### Stored entries
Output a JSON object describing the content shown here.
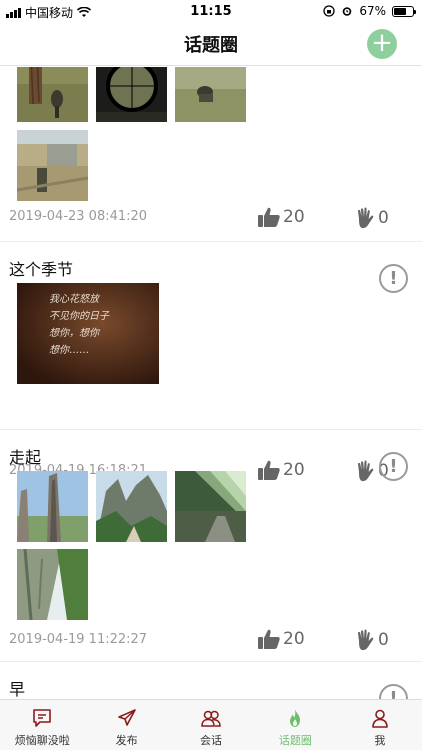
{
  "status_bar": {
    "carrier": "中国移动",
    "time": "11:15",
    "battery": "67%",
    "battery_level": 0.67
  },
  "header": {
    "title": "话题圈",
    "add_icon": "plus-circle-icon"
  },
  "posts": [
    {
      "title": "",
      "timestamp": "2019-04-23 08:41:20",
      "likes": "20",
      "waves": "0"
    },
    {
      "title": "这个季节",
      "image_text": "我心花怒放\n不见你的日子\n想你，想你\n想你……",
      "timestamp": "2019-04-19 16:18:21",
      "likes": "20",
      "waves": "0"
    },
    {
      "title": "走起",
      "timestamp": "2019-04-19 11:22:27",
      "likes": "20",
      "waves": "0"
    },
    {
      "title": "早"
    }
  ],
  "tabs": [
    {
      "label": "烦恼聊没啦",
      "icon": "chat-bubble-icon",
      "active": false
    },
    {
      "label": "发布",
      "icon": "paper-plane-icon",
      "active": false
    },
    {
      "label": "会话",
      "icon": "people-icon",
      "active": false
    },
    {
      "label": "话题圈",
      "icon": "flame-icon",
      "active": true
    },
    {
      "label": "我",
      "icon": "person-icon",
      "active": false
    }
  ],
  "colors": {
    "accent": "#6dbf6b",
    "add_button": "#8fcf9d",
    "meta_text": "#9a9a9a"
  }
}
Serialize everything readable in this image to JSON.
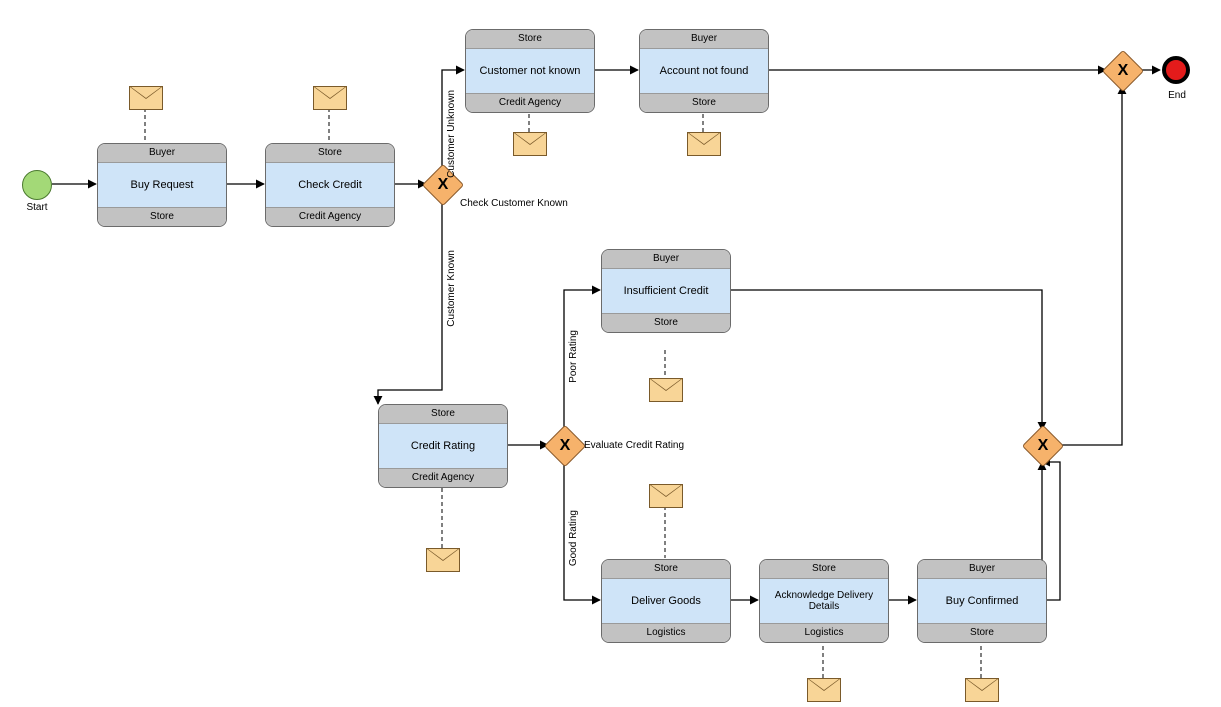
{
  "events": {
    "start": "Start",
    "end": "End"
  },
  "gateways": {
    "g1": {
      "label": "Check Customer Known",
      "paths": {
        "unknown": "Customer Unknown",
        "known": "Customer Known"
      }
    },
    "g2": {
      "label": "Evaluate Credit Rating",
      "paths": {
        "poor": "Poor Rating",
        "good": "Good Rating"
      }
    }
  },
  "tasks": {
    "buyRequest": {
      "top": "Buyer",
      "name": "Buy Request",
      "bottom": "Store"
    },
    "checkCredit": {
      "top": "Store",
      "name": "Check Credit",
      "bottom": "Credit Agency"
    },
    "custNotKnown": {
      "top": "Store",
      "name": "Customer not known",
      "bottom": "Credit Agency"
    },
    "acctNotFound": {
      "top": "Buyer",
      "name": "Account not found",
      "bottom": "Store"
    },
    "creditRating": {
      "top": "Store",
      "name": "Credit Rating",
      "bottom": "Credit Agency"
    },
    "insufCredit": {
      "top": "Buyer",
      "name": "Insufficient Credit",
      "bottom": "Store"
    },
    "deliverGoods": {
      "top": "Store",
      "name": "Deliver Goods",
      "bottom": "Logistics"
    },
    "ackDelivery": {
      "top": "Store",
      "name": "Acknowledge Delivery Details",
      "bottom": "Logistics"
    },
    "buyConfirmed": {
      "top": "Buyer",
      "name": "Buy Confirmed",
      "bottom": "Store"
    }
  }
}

### TASK TO CARRY OUT
Print the whole listing above once more, word for word, without its pictures.

### PROBLEM SOLUTION
Output a JSON object describing the content shown here.
{
  "status_bar": {
    "carrier": "中国移动",
    "time": "11:15",
    "battery": "67%",
    "battery_level": 0.67
  },
  "header": {
    "title": "话题圈",
    "add_icon": "plus-circle-icon"
  },
  "posts": [
    {
      "title": "",
      "timestamp": "2019-04-23 08:41:20",
      "likes": "20",
      "waves": "0"
    },
    {
      "title": "这个季节",
      "image_text": "我心花怒放\n不见你的日子\n想你，想你\n想你……",
      "timestamp": "2019-04-19 16:18:21",
      "likes": "20",
      "waves": "0"
    },
    {
      "title": "走起",
      "timestamp": "2019-04-19 11:22:27",
      "likes": "20",
      "waves": "0"
    },
    {
      "title": "早"
    }
  ],
  "tabs": [
    {
      "label": "烦恼聊没啦",
      "icon": "chat-bubble-icon",
      "active": false
    },
    {
      "label": "发布",
      "icon": "paper-plane-icon",
      "active": false
    },
    {
      "label": "会话",
      "icon": "people-icon",
      "active": false
    },
    {
      "label": "话题圈",
      "icon": "flame-icon",
      "active": true
    },
    {
      "label": "我",
      "icon": "person-icon",
      "active": false
    }
  ],
  "colors": {
    "accent": "#6dbf6b",
    "add_button": "#8fcf9d",
    "meta_text": "#9a9a9a"
  }
}
Serialize everything readable in this image to JSON.
{
  "events": {
    "start": "Start",
    "end": "End"
  },
  "gateways": {
    "g1": {
      "label": "Check Customer Known",
      "paths": {
        "unknown": "Customer Unknown",
        "known": "Customer Known"
      }
    },
    "g2": {
      "label": "Evaluate Credit Rating",
      "paths": {
        "poor": "Poor Rating",
        "good": "Good Rating"
      }
    }
  },
  "tasks": {
    "buyRequest": {
      "top": "Buyer",
      "name": "Buy Request",
      "bottom": "Store"
    },
    "checkCredit": {
      "top": "Store",
      "name": "Check Credit",
      "bottom": "Credit Agency"
    },
    "custNotKnown": {
      "top": "Store",
      "name": "Customer not known",
      "bottom": "Credit Agency"
    },
    "acctNotFound": {
      "top": "Buyer",
      "name": "Account not found",
      "bottom": "Store"
    },
    "creditRating": {
      "top": "Store",
      "name": "Credit Rating",
      "bottom": "Credit Agency"
    },
    "insufCredit": {
      "top": "Buyer",
      "name": "Insufficient Credit",
      "bottom": "Store"
    },
    "deliverGoods": {
      "top": "Store",
      "name": "Deliver Goods",
      "bottom": "Logistics"
    },
    "ackDelivery": {
      "top": "Store",
      "name": "Acknowledge Delivery Details",
      "bottom": "Logistics"
    },
    "buyConfirmed": {
      "top": "Buyer",
      "name": "Buy Confirmed",
      "bottom": "Store"
    }
  }
}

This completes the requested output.